Do this:
Please retype the data in full and exactly; the pictures are not part of the copy.

....

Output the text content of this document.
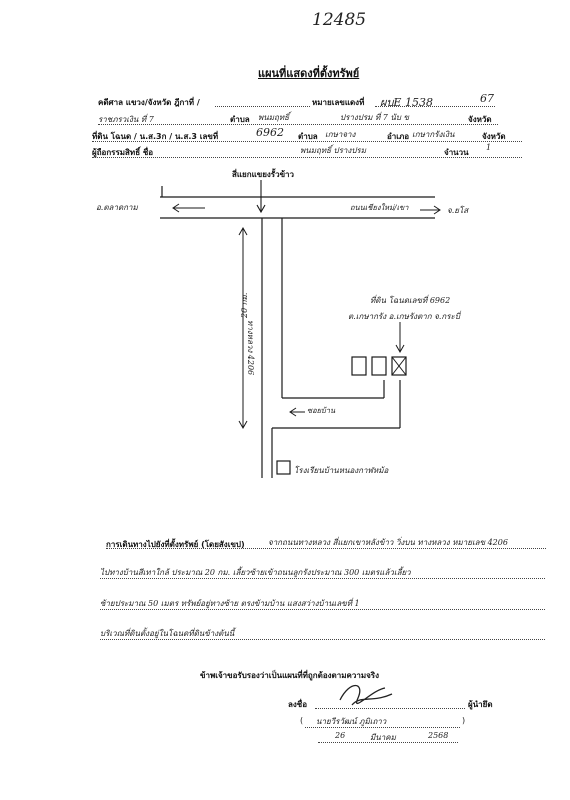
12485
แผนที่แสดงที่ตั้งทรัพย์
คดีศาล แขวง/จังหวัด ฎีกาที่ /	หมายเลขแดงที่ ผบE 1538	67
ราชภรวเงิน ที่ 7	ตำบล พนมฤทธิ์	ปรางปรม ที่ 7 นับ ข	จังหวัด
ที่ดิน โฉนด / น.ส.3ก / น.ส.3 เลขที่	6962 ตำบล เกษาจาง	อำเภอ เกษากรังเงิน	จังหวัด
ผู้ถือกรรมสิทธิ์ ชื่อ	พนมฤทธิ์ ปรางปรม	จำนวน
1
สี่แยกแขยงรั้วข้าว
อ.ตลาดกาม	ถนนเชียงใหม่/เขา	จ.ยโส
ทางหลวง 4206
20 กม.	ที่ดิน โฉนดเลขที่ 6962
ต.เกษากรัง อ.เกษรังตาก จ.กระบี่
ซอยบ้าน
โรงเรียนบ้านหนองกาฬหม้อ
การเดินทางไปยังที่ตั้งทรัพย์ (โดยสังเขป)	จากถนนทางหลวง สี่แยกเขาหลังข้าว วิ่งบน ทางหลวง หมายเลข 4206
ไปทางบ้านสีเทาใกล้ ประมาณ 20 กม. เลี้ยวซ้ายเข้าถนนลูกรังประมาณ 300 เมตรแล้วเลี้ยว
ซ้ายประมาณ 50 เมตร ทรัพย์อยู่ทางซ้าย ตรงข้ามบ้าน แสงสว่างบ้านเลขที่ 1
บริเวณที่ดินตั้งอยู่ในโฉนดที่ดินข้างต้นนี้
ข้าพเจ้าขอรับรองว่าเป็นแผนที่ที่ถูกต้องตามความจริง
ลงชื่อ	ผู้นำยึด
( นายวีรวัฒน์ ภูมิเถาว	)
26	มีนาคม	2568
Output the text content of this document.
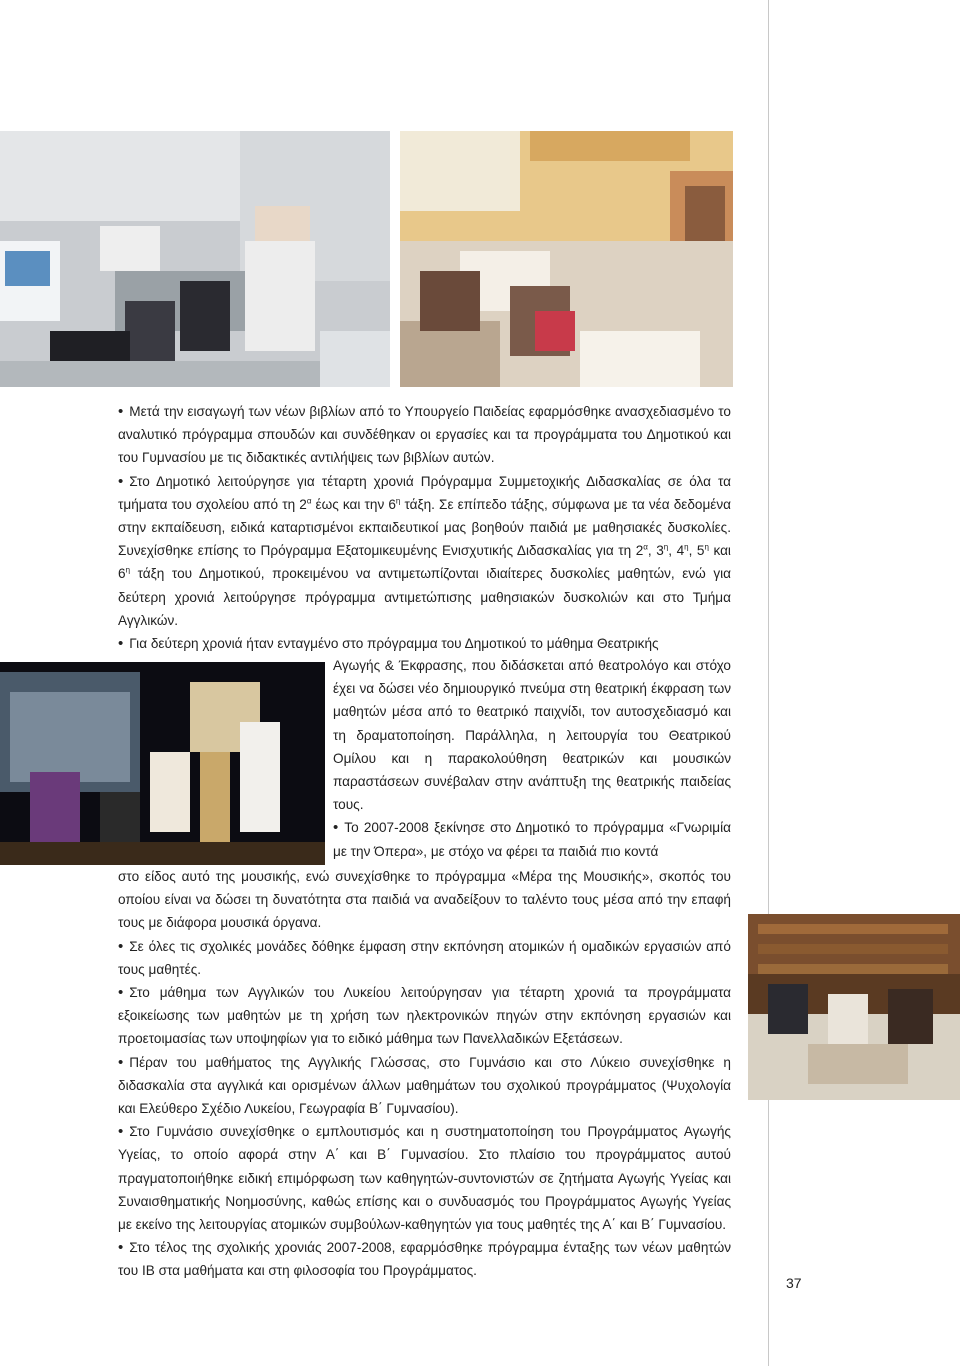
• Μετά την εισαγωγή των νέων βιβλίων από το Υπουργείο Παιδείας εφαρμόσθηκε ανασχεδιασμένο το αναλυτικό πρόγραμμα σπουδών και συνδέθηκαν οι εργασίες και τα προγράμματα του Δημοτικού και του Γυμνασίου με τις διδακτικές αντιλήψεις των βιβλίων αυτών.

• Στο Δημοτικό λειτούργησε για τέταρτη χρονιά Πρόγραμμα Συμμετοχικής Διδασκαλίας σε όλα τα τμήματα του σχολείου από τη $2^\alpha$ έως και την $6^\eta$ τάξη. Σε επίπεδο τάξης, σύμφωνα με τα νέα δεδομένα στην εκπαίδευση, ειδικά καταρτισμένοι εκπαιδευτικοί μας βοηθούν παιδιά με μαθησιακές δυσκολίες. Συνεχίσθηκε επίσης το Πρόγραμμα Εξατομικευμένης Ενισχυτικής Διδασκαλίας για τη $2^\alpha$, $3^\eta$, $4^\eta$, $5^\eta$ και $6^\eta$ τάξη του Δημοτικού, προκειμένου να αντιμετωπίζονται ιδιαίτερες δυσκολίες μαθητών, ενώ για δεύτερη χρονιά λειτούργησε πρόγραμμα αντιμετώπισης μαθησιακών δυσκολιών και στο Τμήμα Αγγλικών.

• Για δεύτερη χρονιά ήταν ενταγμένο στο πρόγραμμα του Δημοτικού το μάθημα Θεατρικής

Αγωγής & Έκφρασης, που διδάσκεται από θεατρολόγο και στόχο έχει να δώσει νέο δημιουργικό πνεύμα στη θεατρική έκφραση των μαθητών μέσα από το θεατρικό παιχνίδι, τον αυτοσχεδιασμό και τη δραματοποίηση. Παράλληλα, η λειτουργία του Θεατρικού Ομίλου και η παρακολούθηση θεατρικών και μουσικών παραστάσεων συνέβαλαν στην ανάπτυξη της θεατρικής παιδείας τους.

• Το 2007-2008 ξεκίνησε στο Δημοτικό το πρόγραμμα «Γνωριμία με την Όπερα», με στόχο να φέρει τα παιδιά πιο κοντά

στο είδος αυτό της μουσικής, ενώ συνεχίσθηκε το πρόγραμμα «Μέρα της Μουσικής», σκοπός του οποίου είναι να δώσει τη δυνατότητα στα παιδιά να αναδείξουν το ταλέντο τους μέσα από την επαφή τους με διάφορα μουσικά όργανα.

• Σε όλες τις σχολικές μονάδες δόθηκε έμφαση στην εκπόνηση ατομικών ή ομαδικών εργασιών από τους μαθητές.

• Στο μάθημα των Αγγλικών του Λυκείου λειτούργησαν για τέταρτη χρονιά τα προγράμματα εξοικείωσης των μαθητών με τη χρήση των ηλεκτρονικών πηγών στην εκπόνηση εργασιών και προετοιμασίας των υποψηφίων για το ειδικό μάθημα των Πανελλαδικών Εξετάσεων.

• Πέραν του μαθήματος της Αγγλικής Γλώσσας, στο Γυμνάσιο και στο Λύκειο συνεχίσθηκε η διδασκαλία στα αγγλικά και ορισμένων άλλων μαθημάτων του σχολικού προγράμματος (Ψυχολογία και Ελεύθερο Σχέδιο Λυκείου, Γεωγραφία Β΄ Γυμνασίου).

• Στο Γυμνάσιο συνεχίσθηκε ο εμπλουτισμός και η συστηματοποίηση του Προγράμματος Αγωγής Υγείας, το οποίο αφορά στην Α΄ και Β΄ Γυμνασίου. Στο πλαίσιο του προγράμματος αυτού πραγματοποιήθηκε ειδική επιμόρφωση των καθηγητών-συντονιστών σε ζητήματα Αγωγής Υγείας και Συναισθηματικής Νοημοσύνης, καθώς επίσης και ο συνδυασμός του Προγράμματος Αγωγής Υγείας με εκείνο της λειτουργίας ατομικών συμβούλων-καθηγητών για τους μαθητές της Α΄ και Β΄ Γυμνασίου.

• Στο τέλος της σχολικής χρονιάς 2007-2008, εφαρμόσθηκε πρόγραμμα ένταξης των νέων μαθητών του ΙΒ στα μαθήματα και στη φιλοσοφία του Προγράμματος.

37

....

Exercise result:
Output the text content of this document.
12485
แผนที่แสดงที่ตั้งทรัพย์
คดีศาล แขวง/จังหวัด ฎีกาที่ /	หมายเลขแดงที่ ผบE 1538	67
ราชภรวเงิน ที่ 7	ตำบล พนมฤทธิ์	ปรางปรม ที่ 7 นับ ข	จังหวัด
ที่ดิน โฉนด / น.ส.3ก / น.ส.3 เลขที่	6962 ตำบล เกษาจาง	อำเภอ เกษากรังเงิน	จังหวัด
ผู้ถือกรรมสิทธิ์ ชื่อ	พนมฤทธิ์ ปรางปรม	จำนวน
1
สี่แยกแขยงรั้วข้าว
อ.ตลาดกาม	ถนนเชียงใหม่/เขา	จ.ยโส
ทางหลวง 4206
20 กม.	ที่ดิน โฉนดเลขที่ 6962
ต.เกษากรัง อ.เกษรังตาก จ.กระบี่
ซอยบ้าน
โรงเรียนบ้านหนองกาฬหม้อ
การเดินทางไปยังที่ตั้งทรัพย์ (โดยสังเขป)	จากถนนทางหลวง สี่แยกเขาหลังข้าว วิ่งบน ทางหลวง หมายเลข 4206
ไปทางบ้านสีเทาใกล้ ประมาณ 20 กม. เลี้ยวซ้ายเข้าถนนลูกรังประมาณ 300 เมตรแล้วเลี้ยว
ซ้ายประมาณ 50 เมตร ทรัพย์อยู่ทางซ้าย ตรงข้ามบ้าน แสงสว่างบ้านเลขที่ 1
บริเวณที่ดินตั้งอยู่ในโฉนดที่ดินข้างต้นนี้
ข้าพเจ้าขอรับรองว่าเป็นแผนที่ที่ถูกต้องตามความจริง
ลงชื่อ	ผู้นำยึด
( นายวีรวัฒน์ ภูมิเถาว	)
26	มีนาคม	2568
Output the text content of this document.
• Μετά την εισαγωγή των νέων βιβλίων από το Υπουργείο Παιδείας εφαρμόσθηκε ανασχεδιασμένο το αναλυτικό πρόγραμμα σπουδών και συνδέθηκαν οι εργασίες και τα προγράμματα του Δημοτικού και του Γυμνασίου με τις διδακτικές αντιλήψεις των βιβλίων αυτών.

• Στο Δημοτικό λειτούργησε για τέταρτη χρονιά Πρόγραμμα Συμμετοχικής Διδασκαλίας σε όλα τα τμήματα του σχολείου από τη $2^\alpha$ έως και την $6^\eta$ τάξη. Σε επίπεδο τάξης, σύμφωνα με τα νέα δεδομένα στην εκπαίδευση, ειδικά καταρτισμένοι εκπαιδευτικοί μας βοηθούν παιδιά με μαθησιακές δυσκολίες. Συνεχίσθηκε επίσης το Πρόγραμμα Εξατομικευμένης Ενισχυτικής Διδασκαλίας για τη $2^\alpha$, $3^\eta$, $4^\eta$, $5^\eta$ και $6^\eta$ τάξη του Δημοτικού, προκειμένου να αντιμετωπίζονται ιδιαίτερες δυσκολίες μαθητών, ενώ για δεύτερη χρονιά λειτούργησε πρόγραμμα αντιμετώπισης μαθησιακών δυσκολιών και στο Τμήμα Αγγλικών.

• Για δεύτερη χρονιά ήταν ενταγμένο στο πρόγραμμα του Δημοτικού το μάθημα Θεατρικής

Αγωγής & Έκφρασης, που διδάσκεται από θεατρολόγο και στόχο έχει να δώσει νέο δημιουργικό πνεύμα στη θεατρική έκφραση των μαθητών μέσα από το θεατρικό παιχνίδι, τον αυτοσχεδιασμό και τη δραματοποίηση. Παράλληλα, η λειτουργία του Θεατρικού Ομίλου και η παρακολούθηση θεατρικών και μουσικών παραστάσεων συνέβαλαν στην ανάπτυξη της θεατρικής παιδείας τους.

• Το 2007-2008 ξεκίνησε στο Δημοτικό το πρόγραμμα «Γνωριμία με την Όπερα», με στόχο να φέρει τα παιδιά πιο κοντά

στο είδος αυτό της μουσικής, ενώ συνεχίσθηκε το πρόγραμμα «Μέρα της Μουσικής», σκοπός του οποίου είναι να δώσει τη δυνατότητα στα παιδιά να αναδείξουν το ταλέντο τους μέσα από την επαφή τους με διάφορα μουσικά όργανα.

• Σε όλες τις σχολικές μονάδες δόθηκε έμφαση στην εκπόνηση ατομικών ή ομαδικών εργασιών από τους μαθητές.

• Στο μάθημα των Αγγλικών του Λυκείου λειτούργησαν για τέταρτη χρονιά τα προγράμματα εξοικείωσης των μαθητών με τη χρήση των ηλεκτρονικών πηγών στην εκπόνηση εργασιών και προετοιμασίας των υποψηφίων για το ειδικό μάθημα των Πανελλαδικών Εξετάσεων.

• Πέραν του μαθήματος της Αγγλικής Γλώσσας, στο Γυμνάσιο και στο Λύκειο συνεχίσθηκε η διδασκαλία στα αγγλικά και ορισμένων άλλων μαθημάτων του σχολικού προγράμματος (Ψυχολογία και Ελεύθερο Σχέδιο Λυκείου, Γεωγραφία Β΄ Γυμνασίου).

• Στο Γυμνάσιο συνεχίσθηκε ο εμπλουτισμός και η συστηματοποίηση του Προγράμματος Αγωγής Υγείας, το οποίο αφορά στην Α΄ και Β΄ Γυμνασίου. Στο πλαίσιο του προγράμματος αυτού πραγματοποιήθηκε ειδική επιμόρφωση των καθηγητών-συντονιστών σε ζητήματα Αγωγής Υγείας και Συναισθηματικής Νοημοσύνης, καθώς επίσης και ο συνδυασμός του Προγράμματος Αγωγής Υγείας με εκείνο της λειτουργίας ατομικών συμβούλων-καθηγητών για τους μαθητές της Α΄ και Β΄ Γυμνασίου.

• Στο τέλος της σχολικής χρονιάς 2007-2008, εφαρμόσθηκε πρόγραμμα ένταξης των νέων μαθητών του ΙΒ στα μαθήματα και στη φιλοσοφία του Προγράμματος.

37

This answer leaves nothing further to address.